THE REQUEST – Give all the lines below again, exactly, with no pictures.

ITEMS –
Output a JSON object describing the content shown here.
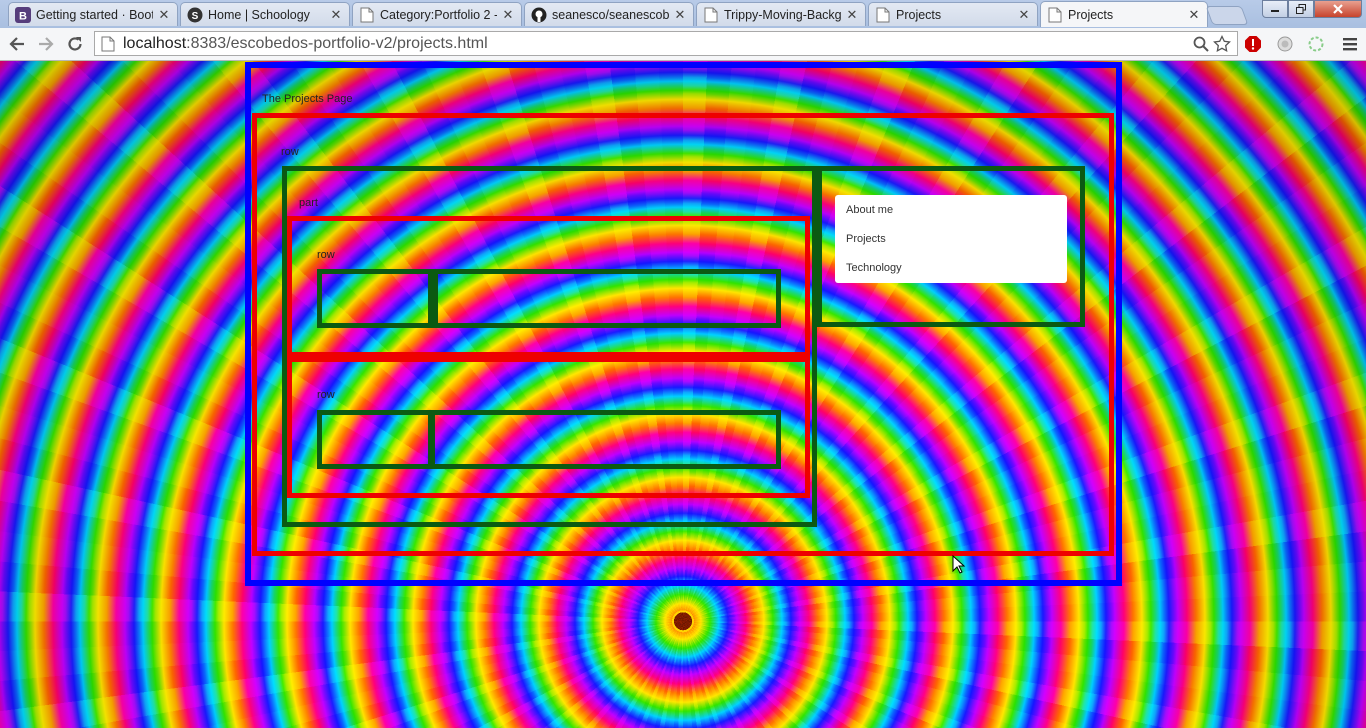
{
  "browser": {
    "tabs": [
      {
        "label": "Getting started · Boots",
        "favicon": "bootstrap-icon"
      },
      {
        "label": "Home | Schoology",
        "favicon": "schoology-icon"
      },
      {
        "label": "Category:Portfolio 2 -",
        "favicon": "page-icon"
      },
      {
        "label": "seanesco/seanescobe",
        "favicon": "github-icon"
      },
      {
        "label": "Trippy-Moving-Backg",
        "favicon": "page-icon"
      },
      {
        "label": "Projects",
        "favicon": "page-icon"
      },
      {
        "label": "Projects",
        "favicon": "page-icon",
        "active": true
      }
    ],
    "url": {
      "host": "localhost",
      "path": ":8383/escobedos-portfolio-v2/projects.html"
    }
  },
  "page": {
    "title_label": "The Projects Page",
    "outer_row_label": "row",
    "part_label": "part",
    "inner_row1_label": "row",
    "inner_row2_label": "row",
    "nav": {
      "items": [
        "About me",
        "Projects",
        "Technology"
      ]
    }
  },
  "colors": {
    "container_border": "#0000ff",
    "row_border": "#ee0000",
    "column_border": "#0b5a12"
  }
}
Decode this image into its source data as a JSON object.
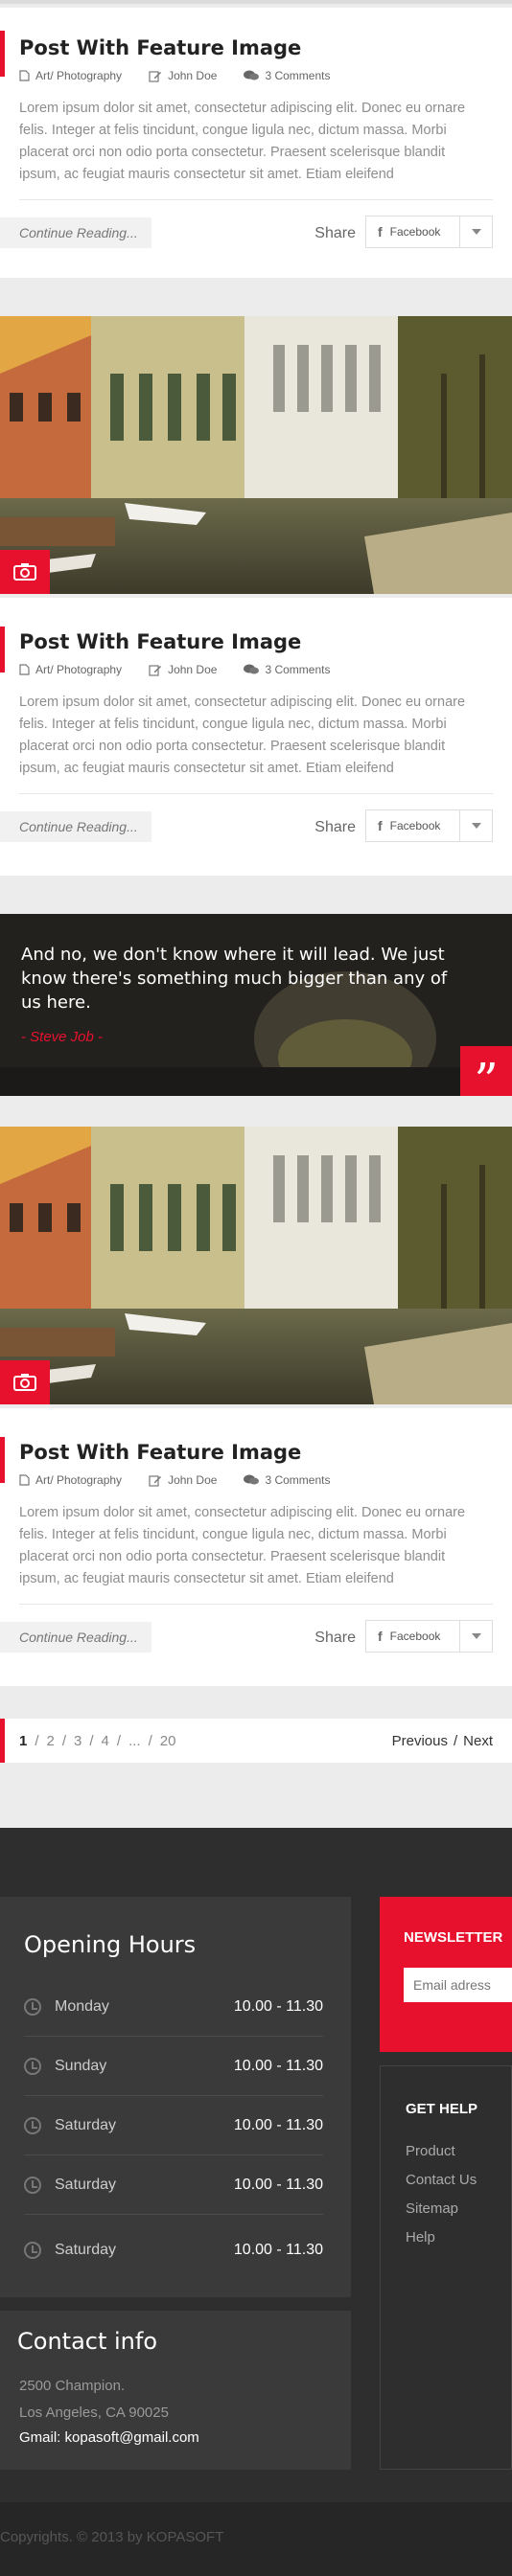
{
  "post": {
    "title": "Post With Feature Image",
    "category": "Art/ Photography",
    "author": "John Doe",
    "comments": "3 Comments",
    "excerpt": "Lorem ipsum dolor sit amet, consectetur adipiscing elit. Donec eu ornare felis. Integer at felis tincidunt, congue ligula nec, dictum massa. Morbi placerat orci non odio porta consectetur. Praesent scelerisque blandit ipsum, ac feugiat mauris consectetur sit amet. Etiam eleifend",
    "continue_label": "Continue Reading...",
    "share_label": "Share",
    "facebook_label": "Facebook"
  },
  "quote": {
    "text": "And no, we don't know where it will lead. We just know there's something much bigger than any of us here.",
    "author": "- Steve Job -"
  },
  "pagination": {
    "pages": [
      "1",
      "2",
      "3",
      "4",
      "...",
      "20"
    ],
    "current": "1",
    "previous": "Previous",
    "next": "Next"
  },
  "footer": {
    "hours_title": "Opening Hours",
    "hours": [
      {
        "day": "Monday",
        "time": "10.00 - 11.30"
      },
      {
        "day": "Sunday",
        "time": "10.00 - 11.30"
      },
      {
        "day": "Saturday",
        "time": "10.00 - 11.30"
      },
      {
        "day": "Saturday",
        "time": "10.00 - 11.30"
      },
      {
        "day": "Saturday",
        "time": "10.00 - 11.30"
      }
    ],
    "contact_title": "Contact info",
    "address_line1": "2500 Champion.",
    "address_line2": "Los Angeles, CA 90025",
    "email": "Gmail: kopasoft@gmail.com",
    "newsletter_title": "NEWSLETTER",
    "newsletter_placeholder": "Email adress",
    "help_title": "GET HELP",
    "help_links": [
      "Product",
      "Contact Us",
      "Sitemap",
      "Help"
    ],
    "copyright": "Copyrights. © 2013 by KOPASOFT"
  },
  "colors": {
    "accent": "#e8112d",
    "footer_bg": "#2e2e2e"
  },
  "icons": [
    "folder-icon",
    "edit-icon",
    "comments-icon",
    "facebook-icon",
    "chevron-down-icon",
    "camera-icon",
    "quote-icon",
    "clock-icon"
  ]
}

SOLUTION –
Output a JSON object describing the content shown here.
{
  "browser": {
    "tabs": [
      {
        "label": "Getting started · Boots",
        "favicon": "bootstrap-icon"
      },
      {
        "label": "Home | Schoology",
        "favicon": "schoology-icon"
      },
      {
        "label": "Category:Portfolio 2 -",
        "favicon": "page-icon"
      },
      {
        "label": "seanesco/seanescobe",
        "favicon": "github-icon"
      },
      {
        "label": "Trippy-Moving-Backg",
        "favicon": "page-icon"
      },
      {
        "label": "Projects",
        "favicon": "page-icon"
      },
      {
        "label": "Projects",
        "favicon": "page-icon",
        "active": true
      }
    ],
    "url": {
      "host": "localhost",
      "path": ":8383/escobedos-portfolio-v2/projects.html"
    }
  },
  "page": {
    "title_label": "The Projects Page",
    "outer_row_label": "row",
    "part_label": "part",
    "inner_row1_label": "row",
    "inner_row2_label": "row",
    "nav": {
      "items": [
        "About me",
        "Projects",
        "Technology"
      ]
    }
  },
  "colors": {
    "container_border": "#0000ff",
    "row_border": "#ee0000",
    "column_border": "#0b5a12"
  }
}
Decode this image into its source data as a JSON object.
{
  "post": {
    "title": "Post With Feature Image",
    "category": "Art/ Photography",
    "author": "John Doe",
    "comments": "3 Comments",
    "excerpt": "Lorem ipsum dolor sit amet, consectetur adipiscing elit. Donec eu ornare felis. Integer at felis tincidunt, congue ligula nec, dictum massa. Morbi placerat orci non odio porta consectetur. Praesent scelerisque blandit ipsum, ac feugiat mauris consectetur sit amet. Etiam eleifend",
    "continue_label": "Continue Reading...",
    "share_label": "Share",
    "facebook_label": "Facebook"
  },
  "quote": {
    "text": "And no, we don't know where it will lead. We just know there's something much bigger than any of us here.",
    "author": "- Steve Job -"
  },
  "pagination": {
    "pages": [
      "1",
      "2",
      "3",
      "4",
      "...",
      "20"
    ],
    "current": "1",
    "previous": "Previous",
    "next": "Next"
  },
  "footer": {
    "hours_title": "Opening Hours",
    "hours": [
      {
        "day": "Monday",
        "time": "10.00 - 11.30"
      },
      {
        "day": "Sunday",
        "time": "10.00 - 11.30"
      },
      {
        "day": "Saturday",
        "time": "10.00 - 11.30"
      },
      {
        "day": "Saturday",
        "time": "10.00 - 11.30"
      },
      {
        "day": "Saturday",
        "time": "10.00 - 11.30"
      }
    ],
    "contact_title": "Contact info",
    "address_line1": "2500 Champion.",
    "address_line2": "Los Angeles, CA 90025",
    "email": "Gmail: kopasoft@gmail.com",
    "newsletter_title": "NEWSLETTER",
    "newsletter_placeholder": "Email adress",
    "help_title": "GET HELP",
    "help_links": [
      "Product",
      "Contact Us",
      "Sitemap",
      "Help"
    ],
    "copyright": "Copyrights. © 2013 by KOPASOFT"
  },
  "colors": {
    "accent": "#e8112d",
    "footer_bg": "#2e2e2e"
  },
  "icons": [
    "folder-icon",
    "edit-icon",
    "comments-icon",
    "facebook-icon",
    "chevron-down-icon",
    "camera-icon",
    "quote-icon",
    "clock-icon"
  ]
}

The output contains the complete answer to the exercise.